What to work on –
Gather up every line that includes the string "Suisse".

[Source data]
= = = = =
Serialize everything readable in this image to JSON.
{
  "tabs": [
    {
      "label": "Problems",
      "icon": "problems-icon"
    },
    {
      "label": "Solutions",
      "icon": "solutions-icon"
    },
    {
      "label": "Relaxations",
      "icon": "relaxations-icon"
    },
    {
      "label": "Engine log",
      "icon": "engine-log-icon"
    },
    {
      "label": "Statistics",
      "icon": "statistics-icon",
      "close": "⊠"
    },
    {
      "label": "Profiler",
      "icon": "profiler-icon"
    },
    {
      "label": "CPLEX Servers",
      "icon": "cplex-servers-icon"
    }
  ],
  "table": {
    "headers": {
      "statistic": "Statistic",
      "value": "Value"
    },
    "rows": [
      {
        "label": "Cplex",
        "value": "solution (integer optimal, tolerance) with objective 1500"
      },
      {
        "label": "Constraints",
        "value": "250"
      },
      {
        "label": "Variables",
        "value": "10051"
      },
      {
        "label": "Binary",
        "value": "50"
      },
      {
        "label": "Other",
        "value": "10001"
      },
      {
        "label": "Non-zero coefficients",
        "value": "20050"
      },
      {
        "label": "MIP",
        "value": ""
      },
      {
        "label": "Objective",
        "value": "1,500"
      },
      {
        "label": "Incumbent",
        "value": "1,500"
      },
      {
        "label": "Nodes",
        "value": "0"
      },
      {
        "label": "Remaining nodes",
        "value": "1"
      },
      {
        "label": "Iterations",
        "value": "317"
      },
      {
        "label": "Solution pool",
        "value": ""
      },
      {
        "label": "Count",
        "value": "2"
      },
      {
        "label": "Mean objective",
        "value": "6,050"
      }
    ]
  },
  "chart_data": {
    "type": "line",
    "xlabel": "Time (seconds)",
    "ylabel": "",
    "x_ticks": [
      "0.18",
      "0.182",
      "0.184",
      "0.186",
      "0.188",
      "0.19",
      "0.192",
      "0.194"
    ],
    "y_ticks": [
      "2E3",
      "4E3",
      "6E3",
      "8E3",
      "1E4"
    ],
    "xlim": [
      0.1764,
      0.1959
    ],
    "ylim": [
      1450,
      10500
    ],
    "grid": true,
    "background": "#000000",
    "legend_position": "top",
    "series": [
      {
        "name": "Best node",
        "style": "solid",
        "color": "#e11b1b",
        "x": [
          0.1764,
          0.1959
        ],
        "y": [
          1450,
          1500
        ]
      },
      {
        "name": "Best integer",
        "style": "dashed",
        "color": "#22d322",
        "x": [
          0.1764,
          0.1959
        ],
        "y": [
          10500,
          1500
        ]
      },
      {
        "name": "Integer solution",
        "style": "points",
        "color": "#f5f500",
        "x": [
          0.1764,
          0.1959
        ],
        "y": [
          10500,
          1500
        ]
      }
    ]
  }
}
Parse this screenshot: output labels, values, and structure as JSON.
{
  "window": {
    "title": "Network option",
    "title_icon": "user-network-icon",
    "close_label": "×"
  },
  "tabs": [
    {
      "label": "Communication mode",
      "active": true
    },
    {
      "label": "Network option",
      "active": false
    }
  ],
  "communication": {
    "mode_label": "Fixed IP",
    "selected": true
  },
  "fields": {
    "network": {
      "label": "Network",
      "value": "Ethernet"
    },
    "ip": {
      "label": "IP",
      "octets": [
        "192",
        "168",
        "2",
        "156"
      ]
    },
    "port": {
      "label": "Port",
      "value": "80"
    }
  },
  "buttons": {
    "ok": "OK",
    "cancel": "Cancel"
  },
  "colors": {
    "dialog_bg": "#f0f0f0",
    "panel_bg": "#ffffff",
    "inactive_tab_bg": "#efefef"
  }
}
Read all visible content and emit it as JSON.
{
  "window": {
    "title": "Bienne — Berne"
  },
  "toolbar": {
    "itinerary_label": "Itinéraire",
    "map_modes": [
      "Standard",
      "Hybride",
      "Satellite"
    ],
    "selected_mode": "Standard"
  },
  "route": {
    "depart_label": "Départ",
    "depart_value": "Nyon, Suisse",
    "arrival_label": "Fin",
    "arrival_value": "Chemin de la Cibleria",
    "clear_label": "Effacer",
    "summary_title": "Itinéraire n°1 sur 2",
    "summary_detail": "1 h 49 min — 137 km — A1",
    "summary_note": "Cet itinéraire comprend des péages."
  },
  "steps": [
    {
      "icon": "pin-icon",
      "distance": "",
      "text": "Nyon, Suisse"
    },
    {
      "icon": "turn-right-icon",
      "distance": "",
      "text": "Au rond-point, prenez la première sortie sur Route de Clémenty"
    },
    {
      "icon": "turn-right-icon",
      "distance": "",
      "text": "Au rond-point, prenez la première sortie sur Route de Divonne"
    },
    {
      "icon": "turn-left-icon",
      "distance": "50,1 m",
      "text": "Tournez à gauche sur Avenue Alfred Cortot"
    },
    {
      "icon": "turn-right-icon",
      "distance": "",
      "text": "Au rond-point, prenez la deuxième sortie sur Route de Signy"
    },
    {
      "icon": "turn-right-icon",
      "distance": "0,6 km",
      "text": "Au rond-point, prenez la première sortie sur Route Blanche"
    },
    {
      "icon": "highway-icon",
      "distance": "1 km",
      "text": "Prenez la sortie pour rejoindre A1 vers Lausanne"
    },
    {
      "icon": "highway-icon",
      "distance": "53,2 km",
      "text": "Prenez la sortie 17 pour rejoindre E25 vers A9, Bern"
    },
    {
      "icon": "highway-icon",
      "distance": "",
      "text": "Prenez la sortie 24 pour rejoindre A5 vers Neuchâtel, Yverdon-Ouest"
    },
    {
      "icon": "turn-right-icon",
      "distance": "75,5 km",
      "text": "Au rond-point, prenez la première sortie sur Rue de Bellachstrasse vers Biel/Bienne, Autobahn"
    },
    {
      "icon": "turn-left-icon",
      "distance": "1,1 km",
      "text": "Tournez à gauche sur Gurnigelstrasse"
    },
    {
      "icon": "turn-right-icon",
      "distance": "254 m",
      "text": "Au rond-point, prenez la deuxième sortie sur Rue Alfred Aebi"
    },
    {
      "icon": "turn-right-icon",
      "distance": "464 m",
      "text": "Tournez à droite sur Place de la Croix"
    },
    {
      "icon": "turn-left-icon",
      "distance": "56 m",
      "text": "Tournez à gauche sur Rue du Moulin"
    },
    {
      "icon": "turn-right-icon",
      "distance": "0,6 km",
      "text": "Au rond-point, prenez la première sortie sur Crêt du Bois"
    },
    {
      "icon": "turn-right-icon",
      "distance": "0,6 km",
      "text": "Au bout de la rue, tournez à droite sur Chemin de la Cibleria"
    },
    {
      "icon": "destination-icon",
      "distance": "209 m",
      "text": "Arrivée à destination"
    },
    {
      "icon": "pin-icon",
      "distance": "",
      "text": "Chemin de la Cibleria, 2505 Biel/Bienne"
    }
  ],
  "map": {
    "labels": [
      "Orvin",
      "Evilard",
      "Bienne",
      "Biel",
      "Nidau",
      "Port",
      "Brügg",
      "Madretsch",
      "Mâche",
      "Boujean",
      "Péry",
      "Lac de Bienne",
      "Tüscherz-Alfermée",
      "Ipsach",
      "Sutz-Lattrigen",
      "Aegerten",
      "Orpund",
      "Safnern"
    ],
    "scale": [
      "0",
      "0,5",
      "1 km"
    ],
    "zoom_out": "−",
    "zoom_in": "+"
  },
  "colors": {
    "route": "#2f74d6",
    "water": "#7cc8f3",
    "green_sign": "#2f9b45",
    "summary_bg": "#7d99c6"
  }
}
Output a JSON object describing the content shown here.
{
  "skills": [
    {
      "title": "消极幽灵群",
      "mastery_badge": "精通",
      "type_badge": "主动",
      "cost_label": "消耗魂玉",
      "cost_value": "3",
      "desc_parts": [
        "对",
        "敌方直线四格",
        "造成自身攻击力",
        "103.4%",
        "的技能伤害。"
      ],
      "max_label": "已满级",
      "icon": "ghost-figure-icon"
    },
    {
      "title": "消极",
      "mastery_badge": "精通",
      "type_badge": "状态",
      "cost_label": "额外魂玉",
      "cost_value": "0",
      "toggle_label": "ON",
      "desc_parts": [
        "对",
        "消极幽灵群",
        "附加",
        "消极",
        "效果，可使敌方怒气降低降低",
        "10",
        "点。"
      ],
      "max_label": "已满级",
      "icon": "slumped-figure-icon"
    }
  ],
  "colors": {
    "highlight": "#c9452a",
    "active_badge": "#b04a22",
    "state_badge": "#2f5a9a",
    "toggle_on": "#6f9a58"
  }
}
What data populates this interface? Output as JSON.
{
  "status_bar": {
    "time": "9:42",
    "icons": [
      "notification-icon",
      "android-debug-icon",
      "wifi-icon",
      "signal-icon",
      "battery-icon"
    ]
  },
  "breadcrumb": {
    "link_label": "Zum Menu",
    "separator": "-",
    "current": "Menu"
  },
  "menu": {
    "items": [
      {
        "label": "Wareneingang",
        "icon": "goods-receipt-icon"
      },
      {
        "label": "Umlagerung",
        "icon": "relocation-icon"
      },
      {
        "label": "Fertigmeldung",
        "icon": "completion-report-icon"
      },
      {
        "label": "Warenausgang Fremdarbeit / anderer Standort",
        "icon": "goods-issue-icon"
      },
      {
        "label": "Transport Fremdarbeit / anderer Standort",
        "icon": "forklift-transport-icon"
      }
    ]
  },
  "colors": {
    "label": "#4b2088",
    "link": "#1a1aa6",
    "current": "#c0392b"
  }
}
= = = = =
The reply –
    "depart_value": "Nyon, Suisse",
      "text": "Nyon, Suisse"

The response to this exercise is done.